OBJECTIVE: All of the material below is to be repeated exactly.

- - -

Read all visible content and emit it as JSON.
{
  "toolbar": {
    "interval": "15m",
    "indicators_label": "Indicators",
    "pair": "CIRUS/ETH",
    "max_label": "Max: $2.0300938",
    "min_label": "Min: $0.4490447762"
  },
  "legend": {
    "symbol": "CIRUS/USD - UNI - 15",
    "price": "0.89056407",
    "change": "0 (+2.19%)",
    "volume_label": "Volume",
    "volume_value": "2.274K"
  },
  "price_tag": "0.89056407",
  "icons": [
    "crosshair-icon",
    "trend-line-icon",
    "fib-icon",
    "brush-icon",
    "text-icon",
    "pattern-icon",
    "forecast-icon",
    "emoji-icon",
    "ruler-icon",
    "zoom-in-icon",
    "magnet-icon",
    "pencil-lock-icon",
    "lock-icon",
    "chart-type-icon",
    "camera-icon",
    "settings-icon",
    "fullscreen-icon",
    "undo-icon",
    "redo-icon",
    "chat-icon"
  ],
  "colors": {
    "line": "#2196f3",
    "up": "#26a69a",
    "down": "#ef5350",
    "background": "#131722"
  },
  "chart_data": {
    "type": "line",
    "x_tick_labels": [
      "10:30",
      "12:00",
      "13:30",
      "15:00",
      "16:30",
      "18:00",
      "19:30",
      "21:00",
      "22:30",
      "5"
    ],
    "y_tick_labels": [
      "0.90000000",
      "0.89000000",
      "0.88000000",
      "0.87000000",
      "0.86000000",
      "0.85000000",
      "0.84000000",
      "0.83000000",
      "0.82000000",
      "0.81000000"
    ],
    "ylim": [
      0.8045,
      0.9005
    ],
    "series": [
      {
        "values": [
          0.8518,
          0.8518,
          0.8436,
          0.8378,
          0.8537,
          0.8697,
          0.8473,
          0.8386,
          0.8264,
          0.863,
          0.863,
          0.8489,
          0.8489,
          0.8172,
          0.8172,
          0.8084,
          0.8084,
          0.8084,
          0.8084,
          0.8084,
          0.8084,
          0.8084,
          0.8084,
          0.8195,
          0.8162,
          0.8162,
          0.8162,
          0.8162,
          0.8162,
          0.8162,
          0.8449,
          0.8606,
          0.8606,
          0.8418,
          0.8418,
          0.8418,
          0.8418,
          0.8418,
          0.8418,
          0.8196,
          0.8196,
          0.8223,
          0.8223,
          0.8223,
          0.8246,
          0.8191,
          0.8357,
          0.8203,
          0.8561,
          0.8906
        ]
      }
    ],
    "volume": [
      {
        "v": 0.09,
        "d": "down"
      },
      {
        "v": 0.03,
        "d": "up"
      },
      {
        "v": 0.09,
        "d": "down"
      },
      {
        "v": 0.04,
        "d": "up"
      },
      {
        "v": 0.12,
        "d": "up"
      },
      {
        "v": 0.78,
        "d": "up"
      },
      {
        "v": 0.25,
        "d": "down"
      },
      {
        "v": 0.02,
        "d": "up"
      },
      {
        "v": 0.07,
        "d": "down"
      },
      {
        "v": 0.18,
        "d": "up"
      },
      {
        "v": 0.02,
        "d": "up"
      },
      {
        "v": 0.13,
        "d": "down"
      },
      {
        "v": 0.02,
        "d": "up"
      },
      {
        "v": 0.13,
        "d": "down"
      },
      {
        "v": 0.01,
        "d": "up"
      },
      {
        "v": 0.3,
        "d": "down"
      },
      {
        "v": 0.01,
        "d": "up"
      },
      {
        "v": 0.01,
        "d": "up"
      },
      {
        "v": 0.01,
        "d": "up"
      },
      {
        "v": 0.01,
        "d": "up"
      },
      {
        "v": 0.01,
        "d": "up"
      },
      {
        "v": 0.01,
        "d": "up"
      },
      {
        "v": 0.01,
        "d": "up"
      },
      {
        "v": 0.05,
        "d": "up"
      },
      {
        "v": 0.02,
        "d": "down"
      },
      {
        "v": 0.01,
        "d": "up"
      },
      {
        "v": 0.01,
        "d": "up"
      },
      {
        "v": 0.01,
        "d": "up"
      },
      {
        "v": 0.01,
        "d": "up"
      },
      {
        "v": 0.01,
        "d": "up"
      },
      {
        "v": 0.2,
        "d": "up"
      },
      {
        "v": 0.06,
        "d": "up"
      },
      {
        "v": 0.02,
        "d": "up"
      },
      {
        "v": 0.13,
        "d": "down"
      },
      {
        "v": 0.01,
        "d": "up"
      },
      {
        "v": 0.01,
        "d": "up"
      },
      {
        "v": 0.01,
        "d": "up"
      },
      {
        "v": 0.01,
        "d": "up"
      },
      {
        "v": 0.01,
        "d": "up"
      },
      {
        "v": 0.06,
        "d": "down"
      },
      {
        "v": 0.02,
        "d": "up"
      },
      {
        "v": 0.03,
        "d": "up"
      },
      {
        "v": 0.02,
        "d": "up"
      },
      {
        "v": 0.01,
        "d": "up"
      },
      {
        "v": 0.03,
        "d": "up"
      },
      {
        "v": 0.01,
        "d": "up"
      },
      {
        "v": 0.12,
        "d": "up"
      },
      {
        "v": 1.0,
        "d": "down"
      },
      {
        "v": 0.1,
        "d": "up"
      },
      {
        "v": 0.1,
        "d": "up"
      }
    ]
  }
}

- - -

TASK RESULT:
Read all visible content and emit it as JSON.
{
  "toolbar": {
    "interval": "15m",
    "indicators_label": "Indicators",
    "pair": "CIRUS/ETH",
    "max_label": "Max: $2.0300938",
    "min_label": "Min: $0.4490447762"
  },
  "legend": {
    "symbol": "CIRUS/USD - UNI - 15",
    "price": "0.89056407",
    "change": "0 (+2.19%)",
    "volume_label": "Volume",
    "volume_value": "2.274K"
  },
  "price_tag": "0.89056407",
  "icons": [
    "crosshair-icon",
    "trend-line-icon",
    "fib-icon",
    "brush-icon",
    "text-icon",
    "pattern-icon",
    "forecast-icon",
    "emoji-icon",
    "ruler-icon",
    "zoom-in-icon",
    "magnet-icon",
    "pencil-lock-icon",
    "lock-icon",
    "chart-type-icon",
    "camera-icon",
    "settings-icon",
    "fullscreen-icon",
    "undo-icon",
    "redo-icon",
    "chat-icon"
  ],
  "colors": {
    "line": "#2196f3",
    "up": "#26a69a",
    "down": "#ef5350",
    "background": "#131722"
  },
  "chart_data": {
    "type": "line",
    "x_tick_labels": [
      "10:30",
      "12:00",
      "13:30",
      "15:00",
      "16:30",
      "18:00",
      "19:30",
      "21:00",
      "22:30",
      "5"
    ],
    "y_tick_labels": [
      "0.90000000",
      "0.89000000",
      "0.88000000",
      "0.87000000",
      "0.86000000",
      "0.85000000",
      "0.84000000",
      "0.83000000",
      "0.82000000",
      "0.81000000"
    ],
    "ylim": [
      0.8045,
      0.9005
    ],
    "series": [
      {
        "values": [
          0.8518,
          0.8518,
          0.8436,
          0.8378,
          0.8537,
          0.8697,
          0.8473,
          0.8386,
          0.8264,
          0.863,
          0.863,
          0.8489,
          0.8489,
          0.8172,
          0.8172,
          0.8084,
          0.8084,
          0.8084,
          0.8084,
          0.8084,
          0.8084,
          0.8084,
          0.8084,
          0.8195,
          0.8162,
          0.8162,
          0.8162,
          0.8162,
          0.8162,
          0.8162,
          0.8449,
          0.8606,
          0.8606,
          0.8418,
          0.8418,
          0.8418,
          0.8418,
          0.8418,
          0.8418,
          0.8196,
          0.8196,
          0.8223,
          0.8223,
          0.8223,
          0.8246,
          0.8191,
          0.8357,
          0.8203,
          0.8561,
          0.8906
        ]
      }
    ],
    "volume": [
      {
        "v": 0.09,
        "d": "down"
      },
      {
        "v": 0.03,
        "d": "up"
      },
      {
        "v": 0.09,
        "d": "down"
      },
      {
        "v": 0.04,
        "d": "up"
      },
      {
        "v": 0.12,
        "d": "up"
      },
      {
        "v": 0.78,
        "d": "up"
      },
      {
        "v": 0.25,
        "d": "down"
      },
      {
        "v": 0.02,
        "d": "up"
      },
      {
        "v": 0.07,
        "d": "down"
      },
      {
        "v": 0.18,
        "d": "up"
      },
      {
        "v": 0.02,
        "d": "up"
      },
      {
        "v": 0.13,
        "d": "down"
      },
      {
        "v": 0.02,
        "d": "up"
      },
      {
        "v": 0.13,
        "d": "down"
      },
      {
        "v": 0.01,
        "d": "up"
      },
      {
        "v": 0.3,
        "d": "down"
      },
      {
        "v": 0.01,
        "d": "up"
      },
      {
        "v": 0.01,
        "d": "up"
      },
      {
        "v": 0.01,
        "d": "up"
      },
      {
        "v": 0.01,
        "d": "up"
      },
      {
        "v": 0.01,
        "d": "up"
      },
      {
        "v": 0.01,
        "d": "up"
      },
      {
        "v": 0.01,
        "d": "up"
      },
      {
        "v": 0.05,
        "d": "up"
      },
      {
        "v": 0.02,
        "d": "down"
      },
      {
        "v": 0.01,
        "d": "up"
      },
      {
        "v": 0.01,
        "d": "up"
      },
      {
        "v": 0.01,
        "d": "up"
      },
      {
        "v": 0.01,
        "d": "up"
      },
      {
        "v": 0.01,
        "d": "up"
      },
      {
        "v": 0.2,
        "d": "up"
      },
      {
        "v": 0.06,
        "d": "up"
      },
      {
        "v": 0.02,
        "d": "up"
      },
      {
        "v": 0.13,
        "d": "down"
      },
      {
        "v": 0.01,
        "d": "up"
      },
      {
        "v": 0.01,
        "d": "up"
      },
      {
        "v": 0.01,
        "d": "up"
      },
      {
        "v": 0.01,
        "d": "up"
      },
      {
        "v": 0.01,
        "d": "up"
      },
      {
        "v": 0.06,
        "d": "down"
      },
      {
        "v": 0.02,
        "d": "up"
      },
      {
        "v": 0.03,
        "d": "up"
      },
      {
        "v": 0.02,
        "d": "up"
      },
      {
        "v": 0.01,
        "d": "up"
      },
      {
        "v": 0.03,
        "d": "up"
      },
      {
        "v": 0.01,
        "d": "up"
      },
      {
        "v": 0.12,
        "d": "up"
      },
      {
        "v": 1.0,
        "d": "down"
      },
      {
        "v": 0.1,
        "d": "up"
      },
      {
        "v": 0.1,
        "d": "up"
      }
    ]
  }
}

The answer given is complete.